What needs to be done >> Take every line where the string "icon" appears and copy it.

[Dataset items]
****
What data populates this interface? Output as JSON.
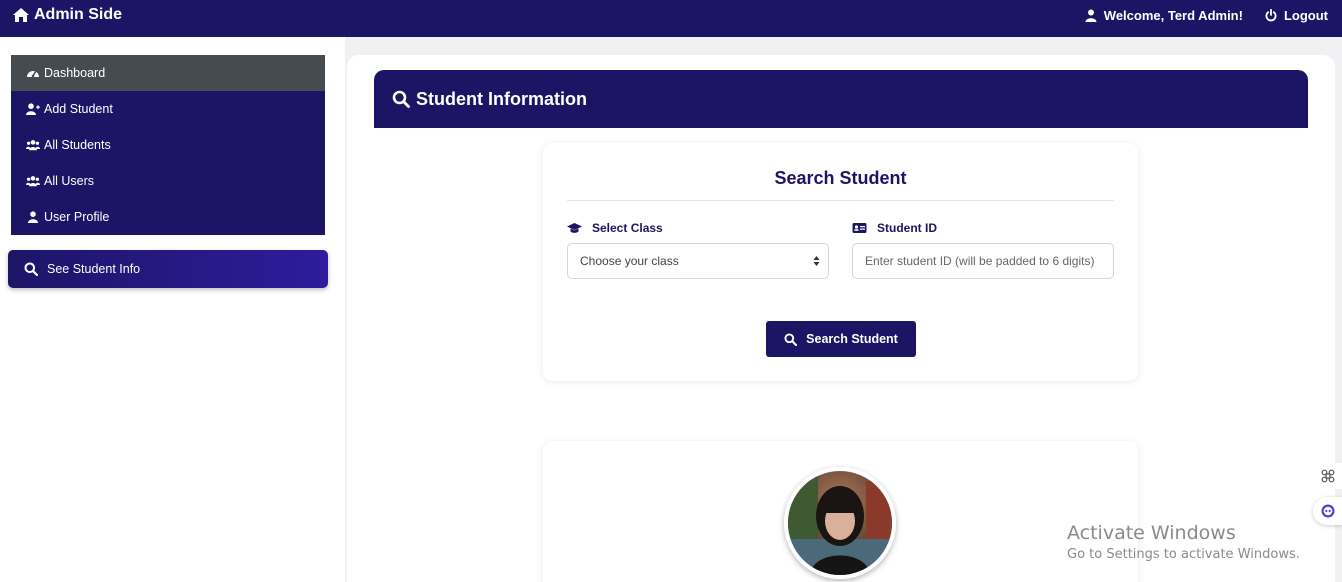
{
  "topbar": {
    "brand": "Admin Side",
    "welcome": "Welcome, Terd Admin!",
    "logout": "Logout"
  },
  "sidebar": {
    "items": [
      {
        "label": "Dashboard",
        "icon": "gauge-icon",
        "active": true
      },
      {
        "label": "Add Student",
        "icon": "user-plus-icon",
        "active": false
      },
      {
        "label": "All Students",
        "icon": "users-icon",
        "active": false
      },
      {
        "label": "All Users",
        "icon": "users-icon",
        "active": false
      },
      {
        "label": "User Profile",
        "icon": "user-icon",
        "active": false
      }
    ],
    "see_info": "See Student Info"
  },
  "main": {
    "header_title": "Student Information",
    "search": {
      "title": "Search Student",
      "class_label": "Select Class",
      "class_value": "Choose your class",
      "id_label": "Student ID",
      "id_placeholder": "Enter student ID (will be padded to 6 digits)",
      "button": "Search Student"
    }
  },
  "overlay": {
    "activate_title": "Activate Windows",
    "activate_sub": "Go to Settings to activate Windows."
  },
  "colors": {
    "primary": "#1c1464",
    "active_nav": "#464b50",
    "gradient_end": "#2e1c9c"
  }
}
****
Response to this task >>
        "icon": "gauge-icon",
        "icon": "user-plus-icon",
        "icon": "users-icon",
        "icon": "users-icon",
        "icon": "user-icon",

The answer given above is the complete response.